_WHAT TO PRODUCE_
Work out how many lines in the listing below include the word "base"; answer with the number alone.

* START *

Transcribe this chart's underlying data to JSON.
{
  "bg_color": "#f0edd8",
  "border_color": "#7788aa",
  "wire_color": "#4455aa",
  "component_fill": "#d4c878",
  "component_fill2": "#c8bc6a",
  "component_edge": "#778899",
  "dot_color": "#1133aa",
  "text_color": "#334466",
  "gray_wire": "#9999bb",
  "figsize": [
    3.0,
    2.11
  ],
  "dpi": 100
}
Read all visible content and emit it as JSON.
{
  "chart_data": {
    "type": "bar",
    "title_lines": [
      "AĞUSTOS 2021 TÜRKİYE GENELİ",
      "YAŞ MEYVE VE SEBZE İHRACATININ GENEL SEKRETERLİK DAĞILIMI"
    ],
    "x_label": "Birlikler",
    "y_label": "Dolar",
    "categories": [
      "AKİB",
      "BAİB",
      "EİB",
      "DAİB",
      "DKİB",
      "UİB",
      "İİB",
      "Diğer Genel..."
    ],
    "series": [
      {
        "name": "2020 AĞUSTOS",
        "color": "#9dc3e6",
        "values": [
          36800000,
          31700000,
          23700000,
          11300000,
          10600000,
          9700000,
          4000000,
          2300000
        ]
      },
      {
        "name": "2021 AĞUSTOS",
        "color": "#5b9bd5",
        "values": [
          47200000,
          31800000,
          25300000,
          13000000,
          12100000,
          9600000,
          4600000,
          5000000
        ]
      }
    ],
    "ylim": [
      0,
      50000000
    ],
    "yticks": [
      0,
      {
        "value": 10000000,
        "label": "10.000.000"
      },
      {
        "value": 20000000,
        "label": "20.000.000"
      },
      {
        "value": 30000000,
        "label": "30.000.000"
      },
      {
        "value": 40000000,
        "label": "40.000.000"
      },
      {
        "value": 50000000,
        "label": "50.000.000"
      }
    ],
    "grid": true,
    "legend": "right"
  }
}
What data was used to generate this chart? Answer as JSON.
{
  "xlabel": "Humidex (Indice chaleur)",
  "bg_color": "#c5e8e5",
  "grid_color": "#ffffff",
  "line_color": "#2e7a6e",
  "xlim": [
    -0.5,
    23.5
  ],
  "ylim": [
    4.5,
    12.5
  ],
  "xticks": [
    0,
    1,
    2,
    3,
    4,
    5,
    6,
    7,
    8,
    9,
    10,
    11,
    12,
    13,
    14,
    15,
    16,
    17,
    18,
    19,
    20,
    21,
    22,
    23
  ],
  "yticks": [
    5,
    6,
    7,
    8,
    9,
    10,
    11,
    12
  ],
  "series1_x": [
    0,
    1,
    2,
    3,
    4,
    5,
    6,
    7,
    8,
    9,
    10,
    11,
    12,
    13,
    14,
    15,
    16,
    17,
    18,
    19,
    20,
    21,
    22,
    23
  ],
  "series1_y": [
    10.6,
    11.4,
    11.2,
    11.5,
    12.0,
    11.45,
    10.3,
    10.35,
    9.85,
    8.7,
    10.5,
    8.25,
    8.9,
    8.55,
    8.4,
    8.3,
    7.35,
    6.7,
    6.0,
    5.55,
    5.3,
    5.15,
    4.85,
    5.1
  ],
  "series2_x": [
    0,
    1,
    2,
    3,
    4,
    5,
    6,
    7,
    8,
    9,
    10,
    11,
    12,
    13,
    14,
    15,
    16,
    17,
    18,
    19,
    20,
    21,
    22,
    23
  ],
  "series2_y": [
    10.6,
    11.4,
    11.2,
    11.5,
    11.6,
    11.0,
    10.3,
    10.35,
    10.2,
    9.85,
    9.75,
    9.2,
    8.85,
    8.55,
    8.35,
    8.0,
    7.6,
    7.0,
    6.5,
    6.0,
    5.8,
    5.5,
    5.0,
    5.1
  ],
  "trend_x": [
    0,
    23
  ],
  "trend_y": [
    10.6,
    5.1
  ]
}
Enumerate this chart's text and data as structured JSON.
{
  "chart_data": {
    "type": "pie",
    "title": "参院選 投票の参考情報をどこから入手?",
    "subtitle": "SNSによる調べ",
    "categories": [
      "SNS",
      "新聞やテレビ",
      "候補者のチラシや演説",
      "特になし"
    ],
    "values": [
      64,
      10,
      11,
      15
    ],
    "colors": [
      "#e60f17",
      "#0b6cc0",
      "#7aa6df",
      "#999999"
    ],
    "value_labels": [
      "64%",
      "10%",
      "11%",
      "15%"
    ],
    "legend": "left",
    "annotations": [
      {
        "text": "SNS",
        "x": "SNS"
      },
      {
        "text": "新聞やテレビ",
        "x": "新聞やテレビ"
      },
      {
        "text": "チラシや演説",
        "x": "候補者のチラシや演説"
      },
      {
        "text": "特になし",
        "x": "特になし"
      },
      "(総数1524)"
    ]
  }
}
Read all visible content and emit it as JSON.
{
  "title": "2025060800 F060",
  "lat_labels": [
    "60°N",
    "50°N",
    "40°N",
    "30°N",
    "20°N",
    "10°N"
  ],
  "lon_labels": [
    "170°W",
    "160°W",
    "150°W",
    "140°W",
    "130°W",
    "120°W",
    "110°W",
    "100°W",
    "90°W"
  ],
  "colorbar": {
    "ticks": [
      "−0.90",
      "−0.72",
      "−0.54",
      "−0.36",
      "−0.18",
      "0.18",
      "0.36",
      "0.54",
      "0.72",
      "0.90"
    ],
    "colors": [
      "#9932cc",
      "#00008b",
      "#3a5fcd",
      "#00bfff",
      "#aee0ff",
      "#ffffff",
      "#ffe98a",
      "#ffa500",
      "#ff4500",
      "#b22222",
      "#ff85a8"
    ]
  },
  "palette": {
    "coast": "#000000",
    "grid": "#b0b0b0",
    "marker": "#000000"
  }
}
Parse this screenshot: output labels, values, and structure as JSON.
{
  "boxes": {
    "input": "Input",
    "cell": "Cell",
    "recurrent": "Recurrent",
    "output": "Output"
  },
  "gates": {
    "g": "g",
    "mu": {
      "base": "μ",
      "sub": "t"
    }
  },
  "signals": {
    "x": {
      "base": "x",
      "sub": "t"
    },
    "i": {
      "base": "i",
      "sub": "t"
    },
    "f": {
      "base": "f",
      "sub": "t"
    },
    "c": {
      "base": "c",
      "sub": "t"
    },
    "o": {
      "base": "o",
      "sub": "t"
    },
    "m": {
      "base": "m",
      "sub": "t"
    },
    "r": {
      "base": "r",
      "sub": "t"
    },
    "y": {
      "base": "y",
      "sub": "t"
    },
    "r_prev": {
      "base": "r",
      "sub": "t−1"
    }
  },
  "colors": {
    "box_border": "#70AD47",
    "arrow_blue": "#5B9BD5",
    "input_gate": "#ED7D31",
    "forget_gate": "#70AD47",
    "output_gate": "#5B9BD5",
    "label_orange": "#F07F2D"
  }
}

* END *

_RESPONSE TO THIS TASK_
10